● **Exercise input**
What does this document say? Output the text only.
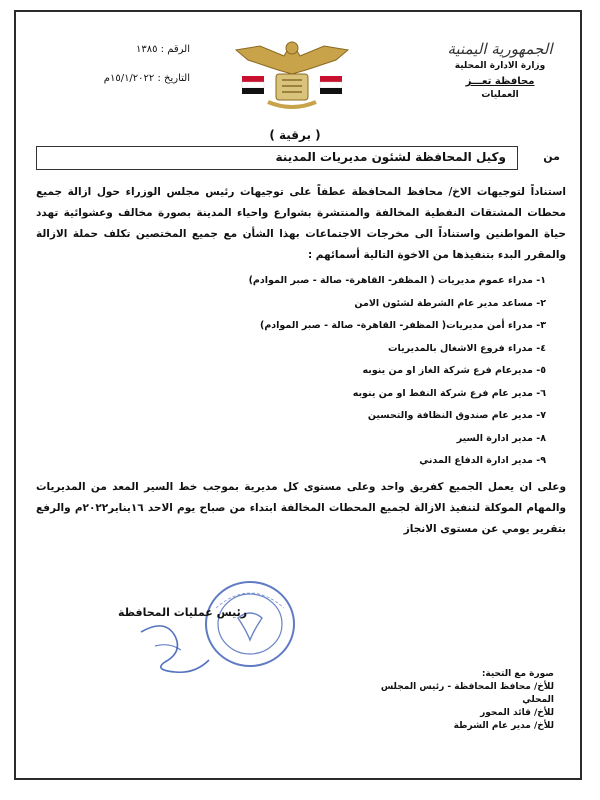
الجمهورية اليمنية
وزارة الادارة المحلية
محافظة تعـــز
العمليات
الرقم : ١٣٨٥
التاريخ : ١٥/١/٢٠٢٢م
( برقية )
من
وكيل المحافظة لشئون مديريات المدينة
استناداً لتوجيهات الاخ/ محافظ المحافظة عطفاً على توجيهات رئيس مجلس الوزراء حول ازالة جميع محطات المشتقات النفطية المخالفة والمنتشرة بشوارع واحياء المدينة بصورة مخالف وعشوائية تهدد حياة المواطنين واستناداً الى مخرجات الاجتماعات بهذا الشأن مع جميع المختصين تكلف حملة الازالة والمقرر البدء بتنفيذها من الاخوة التالية أسمائهم :
١- مدراء عموم مديريات ( المظفر- القاهرة- صالة - صبر الموادم)
٢- مساعد مدير عام الشرطة لشئون الامن
٣- مدراء أمن مديريات( المظفر- القاهرة- صالة - صبر الموادم)
٤- مدراء فروع الاشغال بالمديريات
٥- مديرعام فرع شركة الغاز او من ينوبه
٦- مدير عام فرع شركة النفط او من ينوبه
٧- مدير عام صندوق النظافة والتحسين
٨- مدير ادارة السير
٩- مدير ادارة الدفاع المدني
وعلى ان يعمل الجميع كفريق واحد وعلى مستوى كل مديرية بموجب خط السير المعد من المديريات والمهام الموكلة لتنفيذ الازالة لجميع المحطات المخالفة ابتداء من صباح يوم الاحد ١٦يناير٢٠٢٢م والرفع بتقرير يومي عن مستوى الانجاز
رئيس عمليات المحافظة
صورة مع التحية:
للأخ/ محافظ المحافظة - رئيس المجلس المحلي
للأخ/ قائد المحور
للأخ/ مدير عام الشرطة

● **Exercise objective**
Give back only a number, the number of lines where the string "لشئون" occurs.

● **Finished exercise**
2